* WHAT TO DO *
Set out every line of the records below as a numbered list, leaving out any blank lines.

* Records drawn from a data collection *
--------------------------------
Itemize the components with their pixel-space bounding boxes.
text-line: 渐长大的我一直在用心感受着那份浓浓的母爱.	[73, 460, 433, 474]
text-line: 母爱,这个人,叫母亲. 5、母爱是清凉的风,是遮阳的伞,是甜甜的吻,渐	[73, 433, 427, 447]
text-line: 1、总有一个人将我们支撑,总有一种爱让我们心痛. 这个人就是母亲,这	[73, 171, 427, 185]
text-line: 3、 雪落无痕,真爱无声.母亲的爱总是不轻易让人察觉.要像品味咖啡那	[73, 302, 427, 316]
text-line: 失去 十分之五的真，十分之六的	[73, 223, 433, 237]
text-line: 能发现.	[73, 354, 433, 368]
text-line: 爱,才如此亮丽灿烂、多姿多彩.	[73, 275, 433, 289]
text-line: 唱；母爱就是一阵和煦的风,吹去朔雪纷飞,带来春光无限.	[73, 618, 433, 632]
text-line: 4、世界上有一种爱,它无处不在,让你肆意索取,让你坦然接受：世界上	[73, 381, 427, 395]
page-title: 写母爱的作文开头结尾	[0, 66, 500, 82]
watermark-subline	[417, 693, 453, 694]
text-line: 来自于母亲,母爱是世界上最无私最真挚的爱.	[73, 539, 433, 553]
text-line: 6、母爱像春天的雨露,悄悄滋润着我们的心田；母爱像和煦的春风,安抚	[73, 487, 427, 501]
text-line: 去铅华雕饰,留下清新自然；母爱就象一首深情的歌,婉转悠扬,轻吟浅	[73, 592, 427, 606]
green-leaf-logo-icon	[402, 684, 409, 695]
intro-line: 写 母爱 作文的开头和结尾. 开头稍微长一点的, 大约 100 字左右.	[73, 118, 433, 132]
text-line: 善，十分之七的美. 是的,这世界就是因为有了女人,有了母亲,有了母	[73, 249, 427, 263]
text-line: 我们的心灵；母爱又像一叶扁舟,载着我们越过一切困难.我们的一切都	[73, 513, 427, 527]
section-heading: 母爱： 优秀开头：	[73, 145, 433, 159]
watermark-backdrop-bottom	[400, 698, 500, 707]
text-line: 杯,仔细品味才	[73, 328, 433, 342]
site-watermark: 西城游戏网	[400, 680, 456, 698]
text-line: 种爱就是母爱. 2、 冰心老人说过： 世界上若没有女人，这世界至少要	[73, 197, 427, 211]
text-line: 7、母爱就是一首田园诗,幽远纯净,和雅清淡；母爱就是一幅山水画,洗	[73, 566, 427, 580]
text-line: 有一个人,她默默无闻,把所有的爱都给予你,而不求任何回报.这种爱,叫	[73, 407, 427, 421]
--------------------------------
* ANSWER IN FULL *
1. Itemize the components with their pixel-space bounding boxes.
2. text-line: 渐长大的我一直在用心感受着那份浓浓的母爱.	[73, 460, 433, 474]
3. text-line: 母爱,这个人,叫母亲. 5、母爱是清凉的风,是遮阳的伞,是甜甜的吻,渐	[73, 433, 427, 447]
4. text-line: 1、总有一个人将我们支撑,总有一种爱让我们心痛. 这个人就是母亲,这	[73, 171, 427, 185]
5. text-line: 3、 雪落无痕,真爱无声.母亲的爱总是不轻易让人察觉.要像品味咖啡那	[73, 302, 427, 316]
6. text-line: 失去 十分之五的真，十分之六的	[73, 223, 433, 237]
7. text-line: 能发现.	[73, 354, 433, 368]
8. text-line: 爱,才如此亮丽灿烂、多姿多彩.	[73, 275, 433, 289]
9. text-line: 唱；母爱就是一阵和煦的风,吹去朔雪纷飞,带来春光无限.	[73, 618, 433, 632]
10. text-line: 4、世界上有一种爱,它无处不在,让你肆意索取,让你坦然接受：世界上	[73, 381, 427, 395]
11. page-title: 写母爱的作文开头结尾	[0, 66, 500, 82]
12. watermark-subline	[417, 693, 453, 694]
13. text-line: 来自于母亲,母爱是世界上最无私最真挚的爱.	[73, 539, 433, 553]
14. text-line: 6、母爱像春天的雨露,悄悄滋润着我们的心田；母爱像和煦的春风,安抚	[73, 487, 427, 501]
15. text-line: 去铅华雕饰,留下清新自然；母爱就象一首深情的歌,婉转悠扬,轻吟浅	[73, 592, 427, 606]
16. green-leaf-logo-icon	[402, 684, 409, 695]
17. intro-line: 写 母爱 作文的开头和结尾. 开头稍微长一点的, 大约 100 字左右.	[73, 118, 433, 132]
18. text-line: 善，十分之七的美. 是的,这世界就是因为有了女人,有了母亲,有了母	[73, 249, 427, 263]
19. text-line: 我们的心灵；母爱又像一叶扁舟,载着我们越过一切困难.我们的一切都	[73, 513, 427, 527]
20. section-heading: 母爱： 优秀开头：	[73, 145, 433, 159]
21. watermark-backdrop-bottom	[400, 698, 500, 707]
22. text-line: 杯,仔细品味才	[73, 328, 433, 342]
23. site-watermark: 西城游戏网	[400, 680, 456, 698]
24. text-line: 种爱就是母爱. 2、 冰心老人说过： 世界上若没有女人，这世界至少要	[73, 197, 427, 211]
25. text-line: 7、母爱就是一首田园诗,幽远纯净,和雅清淡；母爱就是一幅山水画,洗	[73, 566, 427, 580]
26. text-line: 有一个人,她默默无闻,把所有的爱都给予你,而不求任何回报.这种爱,叫	[73, 407, 427, 421]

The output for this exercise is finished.